* _EXERCISE BRIEF_
Copy everything in the data below exactly except the pictures.

* _RECORDS SUPPLIED_
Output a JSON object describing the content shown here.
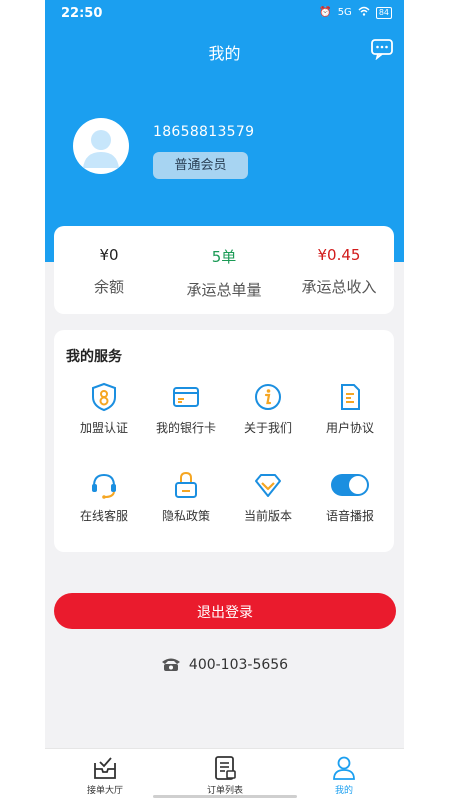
{
  "status_bar": {
    "time": "22:50",
    "network": "5G",
    "battery": "84"
  },
  "header": {
    "title": "我的"
  },
  "profile": {
    "phone": "18658813579",
    "member_level": "普通会员"
  },
  "stats": [
    {
      "value": "¥0",
      "label": "余额",
      "color": "#222222"
    },
    {
      "value": "5单",
      "label": "承运总单量",
      "color": "#1a9a55"
    },
    {
      "value": "¥0.45",
      "label": "承运总收入",
      "color": "#d21b1b"
    }
  ],
  "services": {
    "title": "我的服务",
    "items": [
      {
        "label": "加盟认证",
        "icon": "shield-certification-icon"
      },
      {
        "label": "我的银行卡",
        "icon": "bank-card-icon"
      },
      {
        "label": "关于我们",
        "icon": "info-icon"
      },
      {
        "label": "用户协议",
        "icon": "document-icon"
      },
      {
        "label": "在线客服",
        "icon": "headset-icon"
      },
      {
        "label": "隐私政策",
        "icon": "lock-icon"
      },
      {
        "label": "当前版本",
        "icon": "diamond-icon"
      },
      {
        "label": "语音播报",
        "icon": "toggle-icon",
        "enabled": true
      }
    ]
  },
  "logout": {
    "label": "退出登录"
  },
  "hotline": {
    "number": "400-103-5656"
  },
  "tabs": [
    {
      "label": "接单大厅",
      "icon": "order-hall-icon",
      "active": false
    },
    {
      "label": "订单列表",
      "icon": "order-list-icon",
      "active": false
    },
    {
      "label": "我的",
      "icon": "user-icon",
      "active": true
    }
  ],
  "colors": {
    "brand_blue": "#1b9ff0",
    "logout_red": "#ea1b2d",
    "icon_orange": "#f5a623",
    "icon_blue": "#1b8fe0"
  }
}
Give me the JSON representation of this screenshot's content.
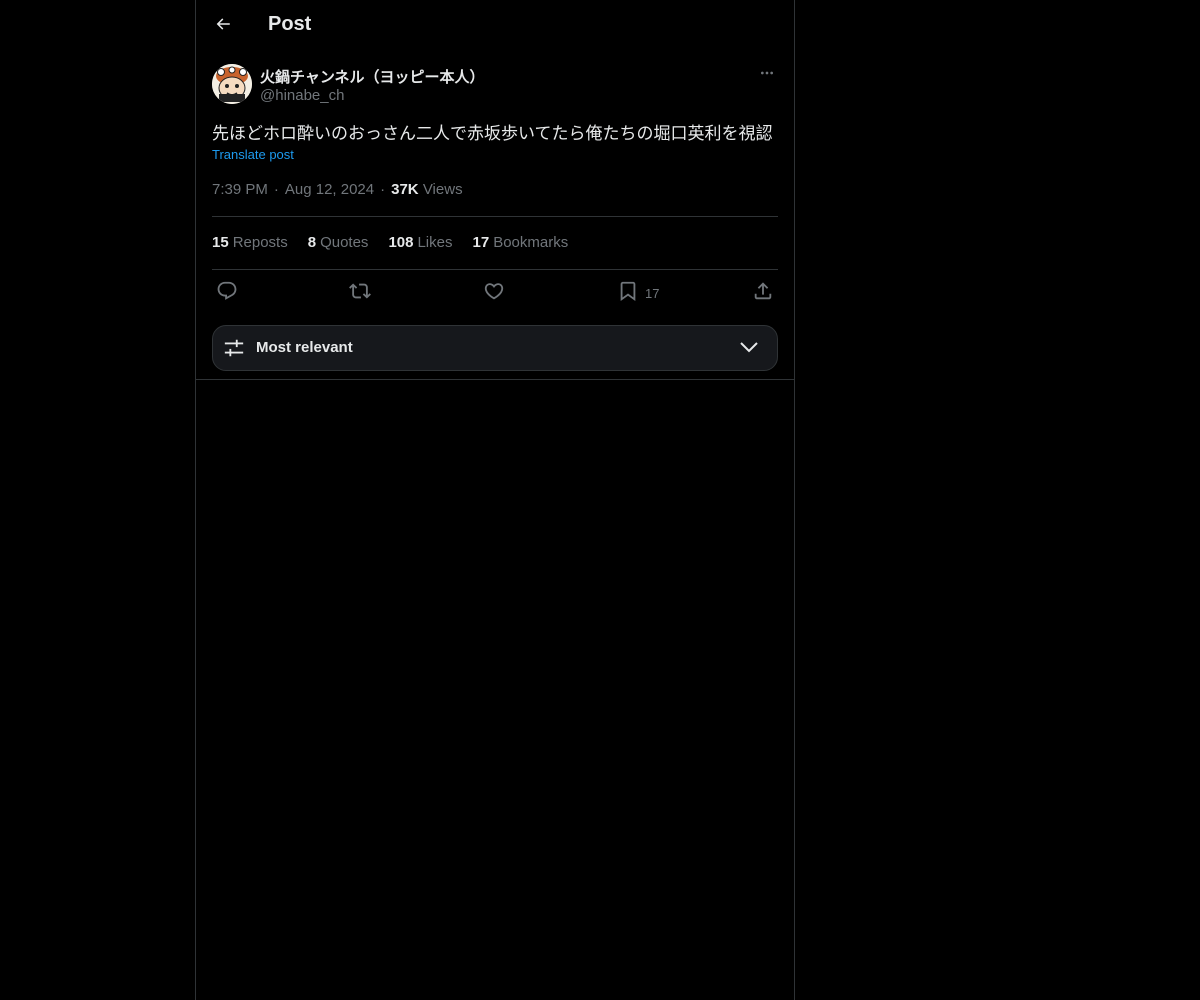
{
  "header": {
    "title": "Post"
  },
  "tweet": {
    "display_name": "火鍋チャンネル（ヨッピー本人）",
    "handle": "@hinabe_ch",
    "text": "先ほどホロ酔いのおっさん二人で赤坂歩いてたら俺たちの堀口英利を視認",
    "translate_label": "Translate post",
    "time": "7:39 PM",
    "date": "Aug 12, 2024",
    "views_count": "37K",
    "views_label": "Views"
  },
  "stats": {
    "reposts_count": "15",
    "reposts_label": "Reposts",
    "quotes_count": "8",
    "quotes_label": "Quotes",
    "likes_count": "108",
    "likes_label": "Likes",
    "bookmarks_count": "17",
    "bookmarks_label": "Bookmarks"
  },
  "actions": {
    "reply_icon": "reply-icon",
    "repost_icon": "repost-icon",
    "like_icon": "heart-icon",
    "bookmark_icon": "bookmark-icon",
    "bookmark_count": "17",
    "share_icon": "share-icon"
  },
  "sort": {
    "label": "Most relevant"
  },
  "colors": {
    "background": "#000000",
    "text_primary": "#e7e9ea",
    "text_secondary": "#71767b",
    "accent": "#1d9bf0",
    "border": "#2f3336"
  }
}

* _EXERCISE OUTPUT_
Output a JSON object describing the content shown here.
{
  "status_bar": {
    "time": "22:50",
    "network": "5G",
    "battery": "84"
  },
  "header": {
    "title": "我的"
  },
  "profile": {
    "phone": "18658813579",
    "member_level": "普通会员"
  },
  "stats": [
    {
      "value": "¥0",
      "label": "余额",
      "color": "#222222"
    },
    {
      "value": "5单",
      "label": "承运总单量",
      "color": "#1a9a55"
    },
    {
      "value": "¥0.45",
      "label": "承运总收入",
      "color": "#d21b1b"
    }
  ],
  "services": {
    "title": "我的服务",
    "items": [
      {
        "label": "加盟认证",
        "icon": "shield-certification-icon"
      },
      {
        "label": "我的银行卡",
        "icon": "bank-card-icon"
      },
      {
        "label": "关于我们",
        "icon": "info-icon"
      },
      {
        "label": "用户协议",
        "icon": "document-icon"
      },
      {
        "label": "在线客服",
        "icon": "headset-icon"
      },
      {
        "label": "隐私政策",
        "icon": "lock-icon"
      },
      {
        "label": "当前版本",
        "icon": "diamond-icon"
      },
      {
        "label": "语音播报",
        "icon": "toggle-icon",
        "enabled": true
      }
    ]
  },
  "logout": {
    "label": "退出登录"
  },
  "hotline": {
    "number": "400-103-5656"
  },
  "tabs": [
    {
      "label": "接单大厅",
      "icon": "order-hall-icon",
      "active": false
    },
    {
      "label": "订单列表",
      "icon": "order-list-icon",
      "active": false
    },
    {
      "label": "我的",
      "icon": "user-icon",
      "active": true
    }
  ],
  "colors": {
    "brand_blue": "#1b9ff0",
    "logout_red": "#ea1b2d",
    "icon_orange": "#f5a623",
    "icon_blue": "#1b8fe0"
  }
}
Give me the JSON representation of this screenshot's content.
{
  "header": {
    "title": "Post"
  },
  "tweet": {
    "display_name": "火鍋チャンネル（ヨッピー本人）",
    "handle": "@hinabe_ch",
    "text": "先ほどホロ酔いのおっさん二人で赤坂歩いてたら俺たちの堀口英利を視認",
    "translate_label": "Translate post",
    "time": "7:39 PM",
    "date": "Aug 12, 2024",
    "views_count": "37K",
    "views_label": "Views"
  },
  "stats": {
    "reposts_count": "15",
    "reposts_label": "Reposts",
    "quotes_count": "8",
    "quotes_label": "Quotes",
    "likes_count": "108",
    "likes_label": "Likes",
    "bookmarks_count": "17",
    "bookmarks_label": "Bookmarks"
  },
  "actions": {
    "reply_icon": "reply-icon",
    "repost_icon": "repost-icon",
    "like_icon": "heart-icon",
    "bookmark_icon": "bookmark-icon",
    "bookmark_count": "17",
    "share_icon": "share-icon"
  },
  "sort": {
    "label": "Most relevant"
  },
  "colors": {
    "background": "#000000",
    "text_primary": "#e7e9ea",
    "text_secondary": "#71767b",
    "accent": "#1d9bf0",
    "border": "#2f3336"
  }
}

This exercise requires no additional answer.